> **To do**
Your task is to transcribe the records exactly, skipping every image.

> **Records supplied**

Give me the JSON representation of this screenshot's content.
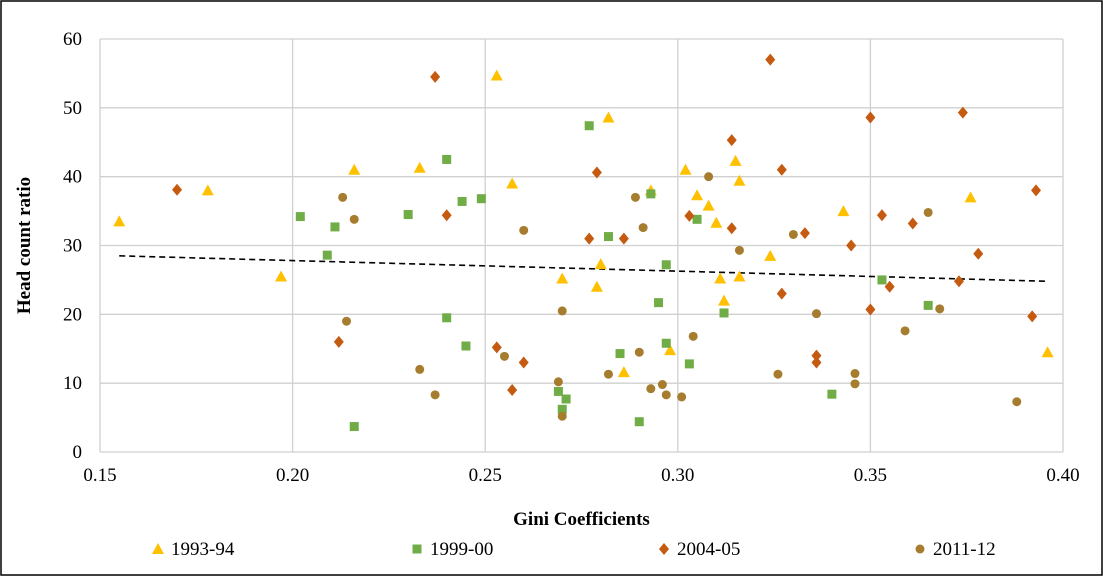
{
  "chart_data": {
    "type": "scatter",
    "xlabel": "Gini Coefficients",
    "ylabel": "Head count ratio",
    "xlim": [
      0.15,
      0.4
    ],
    "ylim": [
      0,
      60
    ],
    "x_ticks": [
      "0.15",
      "0.20",
      "0.25",
      "0.30",
      "0.35",
      "0.40"
    ],
    "y_ticks": [
      "0",
      "10",
      "20",
      "30",
      "40",
      "50",
      "60"
    ],
    "grid": true,
    "legend_position": "bottom",
    "trendline": {
      "style": "dashed",
      "x": [
        0.155,
        0.396
      ],
      "y": [
        28.5,
        24.8
      ]
    },
    "series": [
      {
        "name": "1993-94",
        "marker": "triangle",
        "color": "#FFC000",
        "points": [
          [
            0.155,
            33.5
          ],
          [
            0.178,
            38.0
          ],
          [
            0.197,
            25.5
          ],
          [
            0.216,
            41.0
          ],
          [
            0.233,
            41.3
          ],
          [
            0.253,
            54.7
          ],
          [
            0.257,
            39.0
          ],
          [
            0.27,
            25.2
          ],
          [
            0.279,
            24.0
          ],
          [
            0.28,
            27.3
          ],
          [
            0.282,
            48.6
          ],
          [
            0.286,
            11.6
          ],
          [
            0.293,
            38.0
          ],
          [
            0.298,
            14.8
          ],
          [
            0.302,
            41.0
          ],
          [
            0.305,
            37.3
          ],
          [
            0.308,
            35.8
          ],
          [
            0.31,
            33.3
          ],
          [
            0.311,
            25.2
          ],
          [
            0.312,
            22.0
          ],
          [
            0.315,
            42.3
          ],
          [
            0.316,
            39.4
          ],
          [
            0.316,
            25.5
          ],
          [
            0.324,
            28.5
          ],
          [
            0.343,
            35.0
          ],
          [
            0.376,
            37.0
          ],
          [
            0.396,
            14.5
          ]
        ]
      },
      {
        "name": "1999-00",
        "marker": "square",
        "color": "#70AD47",
        "points": [
          [
            0.202,
            34.2
          ],
          [
            0.209,
            28.6
          ],
          [
            0.211,
            32.7
          ],
          [
            0.216,
            3.7
          ],
          [
            0.23,
            34.5
          ],
          [
            0.24,
            42.5
          ],
          [
            0.24,
            19.5
          ],
          [
            0.244,
            36.4
          ],
          [
            0.245,
            15.4
          ],
          [
            0.249,
            36.8
          ],
          [
            0.269,
            8.8
          ],
          [
            0.27,
            6.2
          ],
          [
            0.271,
            7.7
          ],
          [
            0.277,
            47.4
          ],
          [
            0.282,
            31.3
          ],
          [
            0.285,
            14.3
          ],
          [
            0.29,
            4.4
          ],
          [
            0.293,
            37.5
          ],
          [
            0.295,
            21.7
          ],
          [
            0.297,
            27.2
          ],
          [
            0.297,
            15.8
          ],
          [
            0.303,
            12.8
          ],
          [
            0.305,
            33.8
          ],
          [
            0.312,
            20.2
          ],
          [
            0.34,
            8.4
          ],
          [
            0.353,
            25.0
          ],
          [
            0.365,
            21.3
          ]
        ]
      },
      {
        "name": "2004-05",
        "marker": "diamond",
        "color": "#C55A11",
        "points": [
          [
            0.17,
            38.1
          ],
          [
            0.212,
            16.0
          ],
          [
            0.237,
            54.5
          ],
          [
            0.24,
            34.4
          ],
          [
            0.253,
            15.2
          ],
          [
            0.257,
            9.0
          ],
          [
            0.26,
            13.0
          ],
          [
            0.277,
            31.0
          ],
          [
            0.279,
            40.6
          ],
          [
            0.286,
            31.0
          ],
          [
            0.303,
            34.3
          ],
          [
            0.314,
            45.3
          ],
          [
            0.314,
            32.5
          ],
          [
            0.324,
            57.0
          ],
          [
            0.327,
            41.0
          ],
          [
            0.327,
            23.0
          ],
          [
            0.333,
            31.8
          ],
          [
            0.336,
            14.0
          ],
          [
            0.336,
            13.0
          ],
          [
            0.345,
            30.0
          ],
          [
            0.35,
            48.6
          ],
          [
            0.35,
            20.7
          ],
          [
            0.353,
            34.4
          ],
          [
            0.355,
            24.0
          ],
          [
            0.361,
            33.2
          ],
          [
            0.373,
            24.8
          ],
          [
            0.374,
            49.3
          ],
          [
            0.378,
            28.8
          ],
          [
            0.392,
            19.7
          ],
          [
            0.393,
            38.0
          ]
        ]
      },
      {
        "name": "2011-12",
        "marker": "circle",
        "color": "#A67C2E",
        "points": [
          [
            0.213,
            37.0
          ],
          [
            0.214,
            19.0
          ],
          [
            0.216,
            33.8
          ],
          [
            0.233,
            12.0
          ],
          [
            0.237,
            8.3
          ],
          [
            0.255,
            13.9
          ],
          [
            0.26,
            32.2
          ],
          [
            0.269,
            10.2
          ],
          [
            0.27,
            20.5
          ],
          [
            0.27,
            5.2
          ],
          [
            0.282,
            11.3
          ],
          [
            0.289,
            37.0
          ],
          [
            0.29,
            14.5
          ],
          [
            0.291,
            32.6
          ],
          [
            0.293,
            9.2
          ],
          [
            0.296,
            9.8
          ],
          [
            0.297,
            8.3
          ],
          [
            0.301,
            8.0
          ],
          [
            0.304,
            16.8
          ],
          [
            0.308,
            40.0
          ],
          [
            0.316,
            29.3
          ],
          [
            0.326,
            11.3
          ],
          [
            0.33,
            31.6
          ],
          [
            0.336,
            20.1
          ],
          [
            0.346,
            11.4
          ],
          [
            0.346,
            9.9
          ],
          [
            0.359,
            17.6
          ],
          [
            0.365,
            34.8
          ],
          [
            0.368,
            20.8
          ],
          [
            0.388,
            7.3
          ]
        ]
      }
    ]
  }
}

> **Written solution**
Give me the JSON representation of this screenshot's content.
{
  "chart_data": {
    "type": "scatter",
    "xlabel": "Gini Coefficients",
    "ylabel": "Head count ratio",
    "xlim": [
      0.15,
      0.4
    ],
    "ylim": [
      0,
      60
    ],
    "x_ticks": [
      "0.15",
      "0.20",
      "0.25",
      "0.30",
      "0.35",
      "0.40"
    ],
    "y_ticks": [
      "0",
      "10",
      "20",
      "30",
      "40",
      "50",
      "60"
    ],
    "grid": true,
    "legend_position": "bottom",
    "trendline": {
      "style": "dashed",
      "x": [
        0.155,
        0.396
      ],
      "y": [
        28.5,
        24.8
      ]
    },
    "series": [
      {
        "name": "1993-94",
        "marker": "triangle",
        "color": "#FFC000",
        "points": [
          [
            0.155,
            33.5
          ],
          [
            0.178,
            38.0
          ],
          [
            0.197,
            25.5
          ],
          [
            0.216,
            41.0
          ],
          [
            0.233,
            41.3
          ],
          [
            0.253,
            54.7
          ],
          [
            0.257,
            39.0
          ],
          [
            0.27,
            25.2
          ],
          [
            0.279,
            24.0
          ],
          [
            0.28,
            27.3
          ],
          [
            0.282,
            48.6
          ],
          [
            0.286,
            11.6
          ],
          [
            0.293,
            38.0
          ],
          [
            0.298,
            14.8
          ],
          [
            0.302,
            41.0
          ],
          [
            0.305,
            37.3
          ],
          [
            0.308,
            35.8
          ],
          [
            0.31,
            33.3
          ],
          [
            0.311,
            25.2
          ],
          [
            0.312,
            22.0
          ],
          [
            0.315,
            42.3
          ],
          [
            0.316,
            39.4
          ],
          [
            0.316,
            25.5
          ],
          [
            0.324,
            28.5
          ],
          [
            0.343,
            35.0
          ],
          [
            0.376,
            37.0
          ],
          [
            0.396,
            14.5
          ]
        ]
      },
      {
        "name": "1999-00",
        "marker": "square",
        "color": "#70AD47",
        "points": [
          [
            0.202,
            34.2
          ],
          [
            0.209,
            28.6
          ],
          [
            0.211,
            32.7
          ],
          [
            0.216,
            3.7
          ],
          [
            0.23,
            34.5
          ],
          [
            0.24,
            42.5
          ],
          [
            0.24,
            19.5
          ],
          [
            0.244,
            36.4
          ],
          [
            0.245,
            15.4
          ],
          [
            0.249,
            36.8
          ],
          [
            0.269,
            8.8
          ],
          [
            0.27,
            6.2
          ],
          [
            0.271,
            7.7
          ],
          [
            0.277,
            47.4
          ],
          [
            0.282,
            31.3
          ],
          [
            0.285,
            14.3
          ],
          [
            0.29,
            4.4
          ],
          [
            0.293,
            37.5
          ],
          [
            0.295,
            21.7
          ],
          [
            0.297,
            27.2
          ],
          [
            0.297,
            15.8
          ],
          [
            0.303,
            12.8
          ],
          [
            0.305,
            33.8
          ],
          [
            0.312,
            20.2
          ],
          [
            0.34,
            8.4
          ],
          [
            0.353,
            25.0
          ],
          [
            0.365,
            21.3
          ]
        ]
      },
      {
        "name": "2004-05",
        "marker": "diamond",
        "color": "#C55A11",
        "points": [
          [
            0.17,
            38.1
          ],
          [
            0.212,
            16.0
          ],
          [
            0.237,
            54.5
          ],
          [
            0.24,
            34.4
          ],
          [
            0.253,
            15.2
          ],
          [
            0.257,
            9.0
          ],
          [
            0.26,
            13.0
          ],
          [
            0.277,
            31.0
          ],
          [
            0.279,
            40.6
          ],
          [
            0.286,
            31.0
          ],
          [
            0.303,
            34.3
          ],
          [
            0.314,
            45.3
          ],
          [
            0.314,
            32.5
          ],
          [
            0.324,
            57.0
          ],
          [
            0.327,
            41.0
          ],
          [
            0.327,
            23.0
          ],
          [
            0.333,
            31.8
          ],
          [
            0.336,
            14.0
          ],
          [
            0.336,
            13.0
          ],
          [
            0.345,
            30.0
          ],
          [
            0.35,
            48.6
          ],
          [
            0.35,
            20.7
          ],
          [
            0.353,
            34.4
          ],
          [
            0.355,
            24.0
          ],
          [
            0.361,
            33.2
          ],
          [
            0.373,
            24.8
          ],
          [
            0.374,
            49.3
          ],
          [
            0.378,
            28.8
          ],
          [
            0.392,
            19.7
          ],
          [
            0.393,
            38.0
          ]
        ]
      },
      {
        "name": "2011-12",
        "marker": "circle",
        "color": "#A67C2E",
        "points": [
          [
            0.213,
            37.0
          ],
          [
            0.214,
            19.0
          ],
          [
            0.216,
            33.8
          ],
          [
            0.233,
            12.0
          ],
          [
            0.237,
            8.3
          ],
          [
            0.255,
            13.9
          ],
          [
            0.26,
            32.2
          ],
          [
            0.269,
            10.2
          ],
          [
            0.27,
            20.5
          ],
          [
            0.27,
            5.2
          ],
          [
            0.282,
            11.3
          ],
          [
            0.289,
            37.0
          ],
          [
            0.29,
            14.5
          ],
          [
            0.291,
            32.6
          ],
          [
            0.293,
            9.2
          ],
          [
            0.296,
            9.8
          ],
          [
            0.297,
            8.3
          ],
          [
            0.301,
            8.0
          ],
          [
            0.304,
            16.8
          ],
          [
            0.308,
            40.0
          ],
          [
            0.316,
            29.3
          ],
          [
            0.326,
            11.3
          ],
          [
            0.33,
            31.6
          ],
          [
            0.336,
            20.1
          ],
          [
            0.346,
            11.4
          ],
          [
            0.346,
            9.9
          ],
          [
            0.359,
            17.6
          ],
          [
            0.365,
            34.8
          ],
          [
            0.368,
            20.8
          ],
          [
            0.388,
            7.3
          ]
        ]
      }
    ]
  }
}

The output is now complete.